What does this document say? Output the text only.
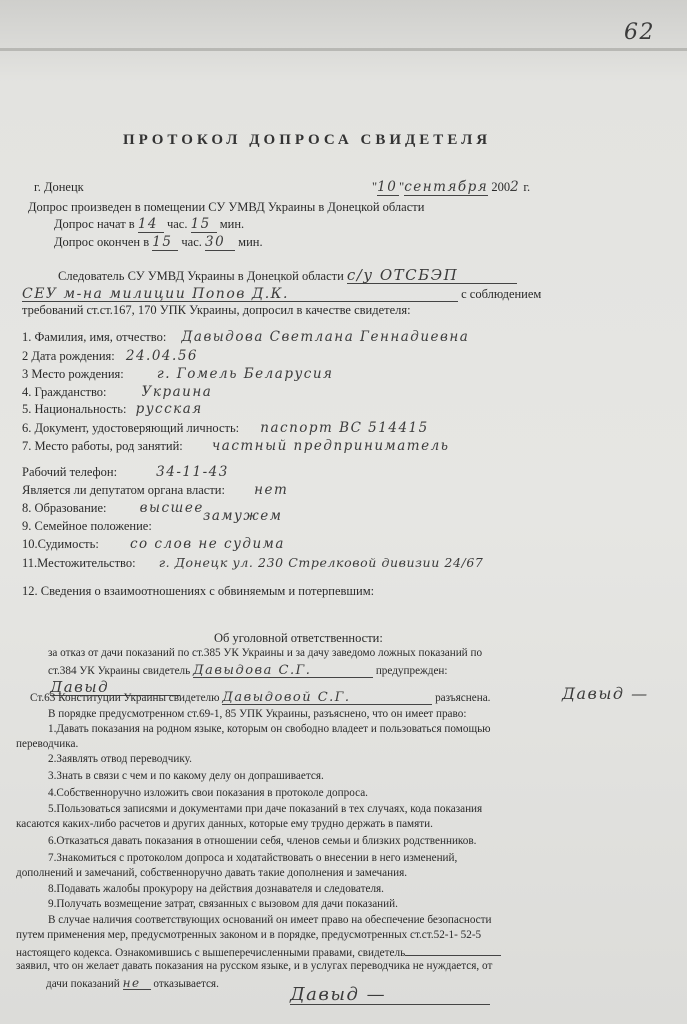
62
ПРОТОКОЛ ДОПРОСА СВИДЕТЕЛЯ
г. Донецк	"10 "сентября 2002 г.
Допрос произведен в помещении СУ УМВД Украины в Донецкой области
Допрос начат в 14 час. 15 мин.
Допрос окончен в 15 час. 30 мин.
Следователь СУ УМВД Украины в Донецкой области с/у ОТСБЭП
СЕУ м-на милиции Попов Д.К.	с соблюдением
требований ст.ст.167, 170 УПК Украины, допросил в качестве свидетеля:
1. Фамилия, имя, отчество: Давыдова Светлана Геннадиевна
2 Дата рождения: 24.04.56
3 Место рождения: г. Гомель Беларусия
4. Гражданство:	Украина
5. Национальность: русская
6. Документ, удостоверяющий личность: паспорт ВС 514415
7. Место работы, род занятий: частный предприниматель
Рабочий телефон:	34-11-43
Является ли депутатом органа власти: нет
8. Образование: высшее
9. Семейное положение: замужем
10.Судимость: со слов не судима
11.Местожительство: г. Донецк ул. 230 Стрелковой дивизии 24/67
12. Сведения о взаимоотношениях с обвиняемым и потерпевшим:
Об уголовной ответственности:
за отказ от дачи показаний по ст.385 УК Украины и за дачу заведомо ложных показаний по
ст.384 УК Украины свидетель Давыдова С.Г.	предупрежден:
Давыд
Ст.63 Конституции Украины свидетелю Давыдовой С.Г.	разъяснена.	Давыд —
В порядке предусмотренном ст.69-1, 85 УПК Украины, разъяснено, что он имеет право:
1.Давать показания на родном языке, которым он свободно владеет и пользоваться помощью
переводчика.
2.Заявлять отвод переводчику.
3.Знать в связи с чем и по какому делу он допрашивается.
4.Собственноручно изложить свои показания в протоколе допроса.
5.Пользоваться записями и документами при даче показаний в тех случаях, кода показания
касаются каких-либо расчетов и других данных, которые ему трудно держать в памяти.
6.Отказаться давать показания в отношении себя, членов семьи и близких родственников.
7.Знакомиться с протоколом допроса и ходатайствовать о внесении в него изменений,
дополнений и замечаний, собственноручно давать такие дополнения и замечания.
8.Подавать жалобы прокурору на действия дознавателя и следователя.
9.Получать возмещение затрат, связанных с вызовом для дачи показаний.
В случае наличия соответствующих оснований он имеет право на обеспечение безопасности
путем применения мер, предусмотренных законом и в порядке, предусмотренных ст.ст.52-1- 52-5
настоящего кодекса. Ознакомившись с вышеперечисленными правами, свидетель
заявил, что он желает давать показания на русском языке, и в услугах переводчика не нуждается, от
дачи показаний не отказывается.	Давыд —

★ ★ ★ ★ ★

* [WORK INSTRUCTIONS]: Skip the pictures, then retype every line above exactly.

* [FINISHED TASK]:
What does this document say? Output the text only.
62
ПРОТОКОЛ ДОПРОСА СВИДЕТЕЛЯ
г. Донецк	"10 "сентября 2002 г.
Допрос произведен в помещении СУ УМВД Украины в Донецкой области
Допрос начат в 14 час. 15 мин.
Допрос окончен в 15 час. 30 мин.
Следователь СУ УМВД Украины в Донецкой области с/у ОТСБЭП
СЕУ м-на милиции Попов Д.К.	с соблюдением
требований ст.ст.167, 170 УПК Украины, допросил в качестве свидетеля:
1. Фамилия, имя, отчество: Давыдова Светлана Геннадиевна
2 Дата рождения: 24.04.56
3 Место рождения: г. Гомель Беларусия
4. Гражданство:	Украина
5. Национальность: русская
6. Документ, удостоверяющий личность: паспорт ВС 514415
7. Место работы, род занятий: частный предприниматель
Рабочий телефон:	34-11-43
Является ли депутатом органа власти: нет
8. Образование: высшее
9. Семейное положение: замужем
10.Судимость: со слов не судима
11.Местожительство: г. Донецк ул. 230 Стрелковой дивизии 24/67
12. Сведения о взаимоотношениях с обвиняемым и потерпевшим:
Об уголовной ответственности:
за отказ от дачи показаний по ст.385 УК Украины и за дачу заведомо ложных показаний по
ст.384 УК Украины свидетель Давыдова С.Г.	предупрежден:
Давыд
Ст.63 Конституции Украины свидетелю Давыдовой С.Г.	разъяснена.	Давыд —
В порядке предусмотренном ст.69-1, 85 УПК Украины, разъяснено, что он имеет право:
1.Давать показания на родном языке, которым он свободно владеет и пользоваться помощью
переводчика.
2.Заявлять отвод переводчику.
3.Знать в связи с чем и по какому делу он допрашивается.
4.Собственноручно изложить свои показания в протоколе допроса.
5.Пользоваться записями и документами при даче показаний в тех случаях, кода показания
касаются каких-либо расчетов и других данных, которые ему трудно держать в памяти.
6.Отказаться давать показания в отношении себя, членов семьи и близких родственников.
7.Знакомиться с протоколом допроса и ходатайствовать о внесении в него изменений,
дополнений и замечаний, собственноручно давать такие дополнения и замечания.
8.Подавать жалобы прокурору на действия дознавателя и следователя.
9.Получать возмещение затрат, связанных с вызовом для дачи показаний.
В случае наличия соответствующих оснований он имеет право на обеспечение безопасности
путем применения мер, предусмотренных законом и в порядке, предусмотренных ст.ст.52-1- 52-5
настоящего кодекса. Ознакомившись с вышеперечисленными правами, свидетель
заявил, что он желает давать показания на русском языке, и в услугах переводчика не нуждается, от
дачи показаний не отказывается.	Давыд —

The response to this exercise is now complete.